--- Start ---

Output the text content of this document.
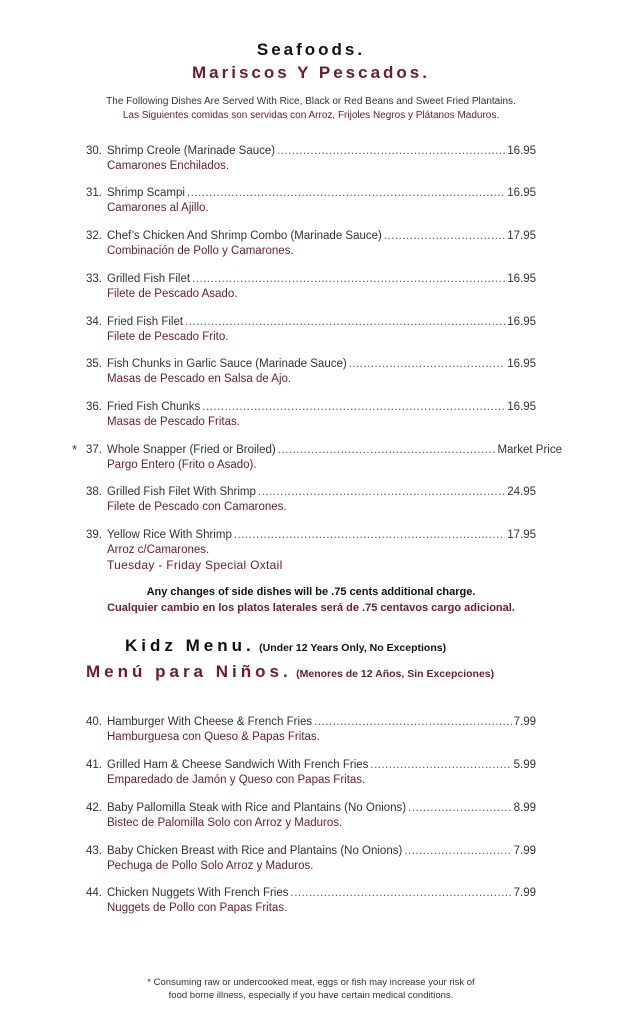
Seafoods.
Mariscos Y Pescados.
The Following Dishes Are Served With Rice, Black or Red Beans and Sweet Fried Plantains.
Las Siguientes comidas son servidas con Arroz, Frijoles Negros y Plátanos Maduros.
30. Shrimp Creole (Marinade Sauce) .....	16.95
Camarones Enchilados.
31. Shrimp Scampi .....	16.95
Camarones al Ajillo.
32. Chef’s Chicken And Shrimp Combo (Marinade Sauce) .....	17.95
Combinación de Pollo y Camarones.
33. Grilled Fish Filet .....	16.95
Filete de Pescado Asado.
34. Fried Fish Filet .....	16.95
Filete de Pescado Frito.
35. Fish Chunks in Garlic Sauce (Marinade Sauce) .....	16.95
Masas de Pescado en Salsa de Ajo.
36. Fried Fish Chunks .....	16.95
Masas de Pescado Fritas.
* 37. Whole Snapper (Fried or Broiled) .....	Market Price
Pargo Entero (Frito o Asado).
38. Grilled Fish Filet With Shrimp .....	24.95
Filete de Pescado con Camarones.
39. Yellow Rice With Shrimp .....	17.95
Arroz c/Camarones.
Tuesday - Friday Special Oxtail
Any changes of side dishes will be .75 cents additional charge.
Cualquier cambio en los platos laterales será de .75 centavos cargo adicional.
Kidz Menu. (Under 12 Years Only, No Exceptions)
Menú para Niños. (Menores de 12 Años, Sin Excepciones)
40. Hamburger With Cheese & French Fries .....	7.99
Hamburguesa con Queso & Papas Fritas.
41. Grilled Ham & Cheese Sandwich With French Fries .....	5.99
Emparedado de Jamón y Queso con Papas Fritas.
42. Baby Pallomilla Steak with Rice and Plantains (No Onions) .....	8.99
Bistec de Palomilla Solo con Arroz y Maduros.
43. Baby Chicken Breast with Rice and Plantains (No Onions) .....	7.99
Pechuga de Pollo Solo Arroz y Maduros.
44. Chicken Nuggets With French Fries .....	7.99
Nuggets de Pollo con Papas Fritas.
* Consuming raw or undercooked meat, eggs or fish may increase your risk of
food borne illness, especially if you have certain medical conditions.
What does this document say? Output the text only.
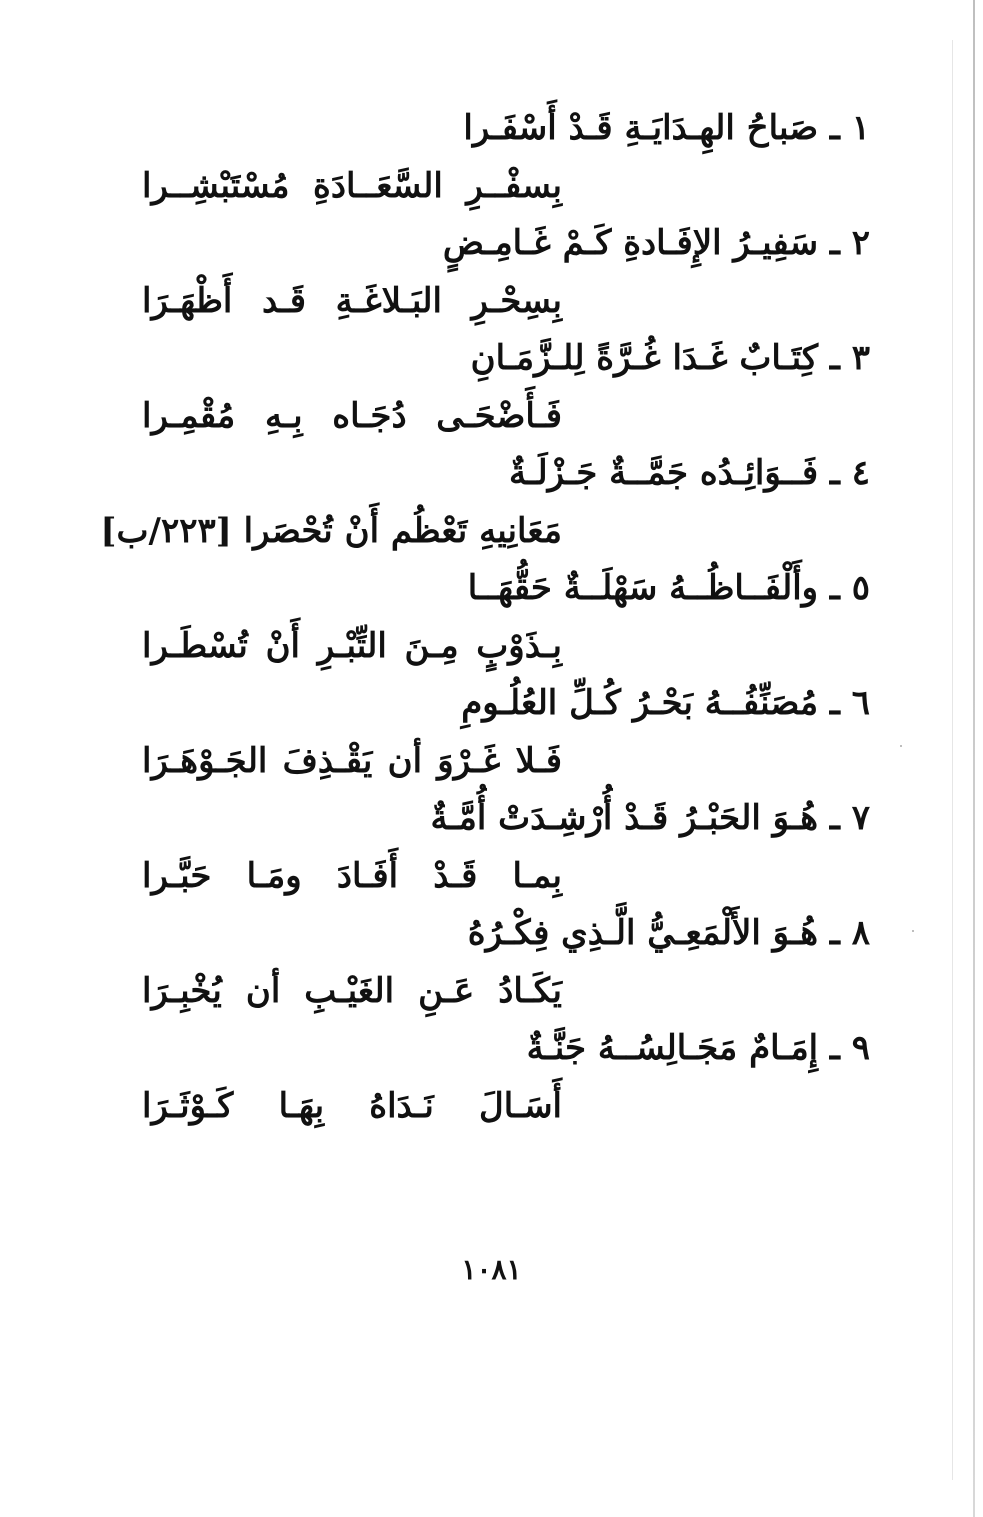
١ ـ صَباحُ الهِـدَايَـةِ قَـدْ أَسْفَـرا
بِسفْــرِ السَّعَــادَةِ مُسْتَبْشِــرا
٢ ـ سَفِيـرُ الإِفَـادةِ كَـمْ غَـامِـضٍ
بِسِحْـرِ البَـلاغَـةِ قَـد أَظْهَـرَا
٣ ـ كِتَـابٌ غَـدَا غُـرَّةً لِلـزَّمَـانِ
فَـأَضْحَـى دُجَـاه بِـهِ مُقْمِـرا
٤ ـ فَــوَائِـدُه جَمَّــةٌ جَـزْلَـةٌ
مَعَانِيهِ تَعْظُم أَنْ تُحْصَرا [٢٢٣/ب]
٥ ـ وأَلْفَــاظُــهُ سَهْلَــةٌ حَقُّهَــا
بِـذَوْبٍ مِـنَ التِّبْـرِ أَنْ تُسْطَـرا
٦ ـ مُصَنِّفُــهُ بَحْـرُ كُـلِّ العُلُـومِ
فَـلا غَـرْوَ أن يَقْـذِفَ الجَـوْهَـرَا
٧ ـ هُـوَ الحَبْـرُ قَـدْ أُرْشِـدَتْ أُمَّـةٌ
بِمـا قَـدْ أَفَـادَ ومَـا حَبَّـرا
٨ ـ هُـوَ الأَلْمَعِـيُّ الَّـذِي فِكْـرُهُ
يَكَـادُ عَـنِ الغَيْـبِ أن يُخْبِـرَا
٩ ـ إِمَـامٌ مَجَـالِسُــهُ جَنَّـةٌ
أَسَـالَ نَـدَاهُ بِهَـا كَـوْثَـرَا
١٠٨١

--- End ---

▶ _EXERCISE OBJECTIVE_: Copy out each line exactly, without the pictures.

▶ _SOLUTION TO THE PROBLEM_:
Output the text content of this document.
Seafoods.
Mariscos Y Pescados.
The Following Dishes Are Served With Rice, Black or Red Beans and Sweet Fried Plantains.
Las Siguientes comidas son servidas con Arroz, Frijoles Negros y Plátanos Maduros.
30. Shrimp Creole (Marinade Sauce) .....	16.95
Camarones Enchilados.
31. Shrimp Scampi .....	16.95
Camarones al Ajillo.
32. Chef’s Chicken And Shrimp Combo (Marinade Sauce) .....	17.95
Combinación de Pollo y Camarones.
33. Grilled Fish Filet .....	16.95
Filete de Pescado Asado.
34. Fried Fish Filet .....	16.95
Filete de Pescado Frito.
35. Fish Chunks in Garlic Sauce (Marinade Sauce) .....	16.95
Masas de Pescado en Salsa de Ajo.
36. Fried Fish Chunks .....	16.95
Masas de Pescado Fritas.
* 37. Whole Snapper (Fried or Broiled) .....	Market Price
Pargo Entero (Frito o Asado).
38. Grilled Fish Filet With Shrimp .....	24.95
Filete de Pescado con Camarones.
39. Yellow Rice With Shrimp .....	17.95
Arroz c/Camarones.
Tuesday - Friday Special Oxtail
Any changes of side dishes will be .75 cents additional charge.
Cualquier cambio en los platos laterales será de .75 centavos cargo adicional.
Kidz Menu. (Under 12 Years Only, No Exceptions)
Menú para Niños. (Menores de 12 Años, Sin Excepciones)
40. Hamburger With Cheese & French Fries .....	7.99
Hamburguesa con Queso & Papas Fritas.
41. Grilled Ham & Cheese Sandwich With French Fries .....	5.99
Emparedado de Jamón y Queso con Papas Fritas.
42. Baby Pallomilla Steak with Rice and Plantains (No Onions) .....	8.99
Bistec de Palomilla Solo con Arroz y Maduros.
43. Baby Chicken Breast with Rice and Plantains (No Onions) .....	7.99
Pechuga de Pollo Solo Arroz y Maduros.
44. Chicken Nuggets With French Fries .....	7.99
Nuggets de Pollo con Papas Fritas.
* Consuming raw or undercooked meat, eggs or fish may increase your risk of
food borne illness, especially if you have certain medical conditions.
What does this document say? Output the text only.
١ ـ صَباحُ الهِـدَايَـةِ قَـدْ أَسْفَـرا
بِسفْــرِ السَّعَــادَةِ مُسْتَبْشِــرا
٢ ـ سَفِيـرُ الإِفَـادةِ كَـمْ غَـامِـضٍ
بِسِحْـرِ البَـلاغَـةِ قَـد أَظْهَـرَا
٣ ـ كِتَـابٌ غَـدَا غُـرَّةً لِلـزَّمَـانِ
فَـأَضْحَـى دُجَـاه بِـهِ مُقْمِـرا
٤ ـ فَــوَائِـدُه جَمَّــةٌ جَـزْلَـةٌ
مَعَانِيهِ تَعْظُم أَنْ تُحْصَرا [٢٢٣/ب]
٥ ـ وأَلْفَــاظُــهُ سَهْلَــةٌ حَقُّهَــا
بِـذَوْبٍ مِـنَ التِّبْـرِ أَنْ تُسْطَـرا
٦ ـ مُصَنِّفُــهُ بَحْـرُ كُـلِّ العُلُـومِ
فَـلا غَـرْوَ أن يَقْـذِفَ الجَـوْهَـرَا
٧ ـ هُـوَ الحَبْـرُ قَـدْ أُرْشِـدَتْ أُمَّـةٌ
بِمـا قَـدْ أَفَـادَ ومَـا حَبَّـرا
٨ ـ هُـوَ الأَلْمَعِـيُّ الَّـذِي فِكْـرُهُ
يَكَـادُ عَـنِ الغَيْـبِ أن يُخْبِـرَا
٩ ـ إِمَـامٌ مَجَـالِسُــهُ جَنَّـةٌ
أَسَـالَ نَـدَاهُ بِهَـا كَـوْثَـرَا
١٠٨١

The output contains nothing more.